====== Records shown
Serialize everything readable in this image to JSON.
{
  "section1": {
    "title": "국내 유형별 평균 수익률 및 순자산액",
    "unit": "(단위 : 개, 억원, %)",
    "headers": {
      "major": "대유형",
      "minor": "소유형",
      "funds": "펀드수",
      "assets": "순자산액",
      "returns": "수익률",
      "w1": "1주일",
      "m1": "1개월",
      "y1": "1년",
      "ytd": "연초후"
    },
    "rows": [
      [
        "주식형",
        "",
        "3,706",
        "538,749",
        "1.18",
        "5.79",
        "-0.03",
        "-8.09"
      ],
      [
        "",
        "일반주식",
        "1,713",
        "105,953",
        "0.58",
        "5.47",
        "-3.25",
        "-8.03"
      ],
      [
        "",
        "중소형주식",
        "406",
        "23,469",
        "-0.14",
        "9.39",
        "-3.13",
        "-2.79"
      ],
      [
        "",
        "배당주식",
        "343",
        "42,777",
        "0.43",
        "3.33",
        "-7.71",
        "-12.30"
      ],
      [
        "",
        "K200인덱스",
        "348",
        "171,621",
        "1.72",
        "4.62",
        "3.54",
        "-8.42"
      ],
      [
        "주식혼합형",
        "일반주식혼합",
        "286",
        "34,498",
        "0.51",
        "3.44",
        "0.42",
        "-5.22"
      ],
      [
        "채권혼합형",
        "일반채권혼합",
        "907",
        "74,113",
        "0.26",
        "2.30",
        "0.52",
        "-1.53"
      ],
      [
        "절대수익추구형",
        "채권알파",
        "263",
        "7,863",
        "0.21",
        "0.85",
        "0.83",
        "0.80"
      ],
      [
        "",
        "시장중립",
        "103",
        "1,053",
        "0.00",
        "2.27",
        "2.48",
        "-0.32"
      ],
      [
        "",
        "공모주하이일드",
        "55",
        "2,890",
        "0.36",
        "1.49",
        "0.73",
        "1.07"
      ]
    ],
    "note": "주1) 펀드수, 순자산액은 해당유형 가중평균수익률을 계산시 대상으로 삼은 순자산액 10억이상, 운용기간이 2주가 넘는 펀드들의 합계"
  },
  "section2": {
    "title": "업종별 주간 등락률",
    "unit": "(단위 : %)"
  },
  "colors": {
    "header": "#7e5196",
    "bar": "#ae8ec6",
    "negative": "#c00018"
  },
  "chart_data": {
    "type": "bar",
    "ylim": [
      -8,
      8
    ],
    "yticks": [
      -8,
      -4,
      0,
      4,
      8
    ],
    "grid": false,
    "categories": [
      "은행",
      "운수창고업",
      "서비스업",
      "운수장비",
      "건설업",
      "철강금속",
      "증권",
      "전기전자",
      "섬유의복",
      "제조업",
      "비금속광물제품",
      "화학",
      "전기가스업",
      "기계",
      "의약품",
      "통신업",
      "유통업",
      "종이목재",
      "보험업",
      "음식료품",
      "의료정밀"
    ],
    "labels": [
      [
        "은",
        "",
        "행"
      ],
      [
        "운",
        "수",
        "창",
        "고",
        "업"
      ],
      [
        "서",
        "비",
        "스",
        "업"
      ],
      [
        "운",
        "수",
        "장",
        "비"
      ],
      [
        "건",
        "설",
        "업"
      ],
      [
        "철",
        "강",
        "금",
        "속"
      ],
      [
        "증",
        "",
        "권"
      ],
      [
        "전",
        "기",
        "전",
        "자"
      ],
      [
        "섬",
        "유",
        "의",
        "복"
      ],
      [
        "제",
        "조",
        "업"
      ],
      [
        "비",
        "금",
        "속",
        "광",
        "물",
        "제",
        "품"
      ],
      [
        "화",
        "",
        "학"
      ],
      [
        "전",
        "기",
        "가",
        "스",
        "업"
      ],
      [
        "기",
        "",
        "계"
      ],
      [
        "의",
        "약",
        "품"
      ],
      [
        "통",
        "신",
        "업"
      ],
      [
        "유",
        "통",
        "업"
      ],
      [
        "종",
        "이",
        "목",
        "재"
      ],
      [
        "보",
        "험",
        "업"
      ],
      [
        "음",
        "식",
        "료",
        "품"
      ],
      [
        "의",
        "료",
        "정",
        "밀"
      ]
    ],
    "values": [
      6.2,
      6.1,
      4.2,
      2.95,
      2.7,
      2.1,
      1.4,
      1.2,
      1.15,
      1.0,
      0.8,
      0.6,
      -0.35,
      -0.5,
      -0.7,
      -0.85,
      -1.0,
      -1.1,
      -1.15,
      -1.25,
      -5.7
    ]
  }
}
============
#### Stated problem:
Transcribe the entire listing above precisely.

#### Result:
Serialize everything readable in this image to JSON.
{
  "section1": {
    "title": "국내 유형별 평균 수익률 및 순자산액",
    "unit": "(단위 : 개, 억원, %)",
    "headers": {
      "major": "대유형",
      "minor": "소유형",
      "funds": "펀드수",
      "assets": "순자산액",
      "returns": "수익률",
      "w1": "1주일",
      "m1": "1개월",
      "y1": "1년",
      "ytd": "연초후"
    },
    "rows": [
      [
        "주식형",
        "",
        "3,706",
        "538,749",
        "1.18",
        "5.79",
        "-0.03",
        "-8.09"
      ],
      [
        "",
        "일반주식",
        "1,713",
        "105,953",
        "0.58",
        "5.47",
        "-3.25",
        "-8.03"
      ],
      [
        "",
        "중소형주식",
        "406",
        "23,469",
        "-0.14",
        "9.39",
        "-3.13",
        "-2.79"
      ],
      [
        "",
        "배당주식",
        "343",
        "42,777",
        "0.43",
        "3.33",
        "-7.71",
        "-12.30"
      ],
      [
        "",
        "K200인덱스",
        "348",
        "171,621",
        "1.72",
        "4.62",
        "3.54",
        "-8.42"
      ],
      [
        "주식혼합형",
        "일반주식혼합",
        "286",
        "34,498",
        "0.51",
        "3.44",
        "0.42",
        "-5.22"
      ],
      [
        "채권혼합형",
        "일반채권혼합",
        "907",
        "74,113",
        "0.26",
        "2.30",
        "0.52",
        "-1.53"
      ],
      [
        "절대수익추구형",
        "채권알파",
        "263",
        "7,863",
        "0.21",
        "0.85",
        "0.83",
        "0.80"
      ],
      [
        "",
        "시장중립",
        "103",
        "1,053",
        "0.00",
        "2.27",
        "2.48",
        "-0.32"
      ],
      [
        "",
        "공모주하이일드",
        "55",
        "2,890",
        "0.36",
        "1.49",
        "0.73",
        "1.07"
      ]
    ],
    "note": "주1) 펀드수, 순자산액은 해당유형 가중평균수익률을 계산시 대상으로 삼은 순자산액 10억이상, 운용기간이 2주가 넘는 펀드들의 합계"
  },
  "section2": {
    "title": "업종별 주간 등락률",
    "unit": "(단위 : %)"
  },
  "colors": {
    "header": "#7e5196",
    "bar": "#ae8ec6",
    "negative": "#c00018"
  },
  "chart_data": {
    "type": "bar",
    "ylim": [
      -8,
      8
    ],
    "yticks": [
      -8,
      -4,
      0,
      4,
      8
    ],
    "grid": false,
    "categories": [
      "은행",
      "운수창고업",
      "서비스업",
      "운수장비",
      "건설업",
      "철강금속",
      "증권",
      "전기전자",
      "섬유의복",
      "제조업",
      "비금속광물제품",
      "화학",
      "전기가스업",
      "기계",
      "의약품",
      "통신업",
      "유통업",
      "종이목재",
      "보험업",
      "음식료품",
      "의료정밀"
    ],
    "labels": [
      [
        "은",
        "",
        "행"
      ],
      [
        "운",
        "수",
        "창",
        "고",
        "업"
      ],
      [
        "서",
        "비",
        "스",
        "업"
      ],
      [
        "운",
        "수",
        "장",
        "비"
      ],
      [
        "건",
        "설",
        "업"
      ],
      [
        "철",
        "강",
        "금",
        "속"
      ],
      [
        "증",
        "",
        "권"
      ],
      [
        "전",
        "기",
        "전",
        "자"
      ],
      [
        "섬",
        "유",
        "의",
        "복"
      ],
      [
        "제",
        "조",
        "업"
      ],
      [
        "비",
        "금",
        "속",
        "광",
        "물",
        "제",
        "품"
      ],
      [
        "화",
        "",
        "학"
      ],
      [
        "전",
        "기",
        "가",
        "스",
        "업"
      ],
      [
        "기",
        "",
        "계"
      ],
      [
        "의",
        "약",
        "품"
      ],
      [
        "통",
        "신",
        "업"
      ],
      [
        "유",
        "통",
        "업"
      ],
      [
        "종",
        "이",
        "목",
        "재"
      ],
      [
        "보",
        "험",
        "업"
      ],
      [
        "음",
        "식",
        "료",
        "품"
      ],
      [
        "의",
        "료",
        "정",
        "밀"
      ]
    ],
    "values": [
      6.2,
      6.1,
      4.2,
      2.95,
      2.7,
      2.1,
      1.4,
      1.2,
      1.15,
      1.0,
      0.8,
      0.6,
      -0.35,
      -0.5,
      -0.7,
      -0.85,
      -1.0,
      -1.1,
      -1.15,
      -1.25,
      -5.7
    ]
  }
}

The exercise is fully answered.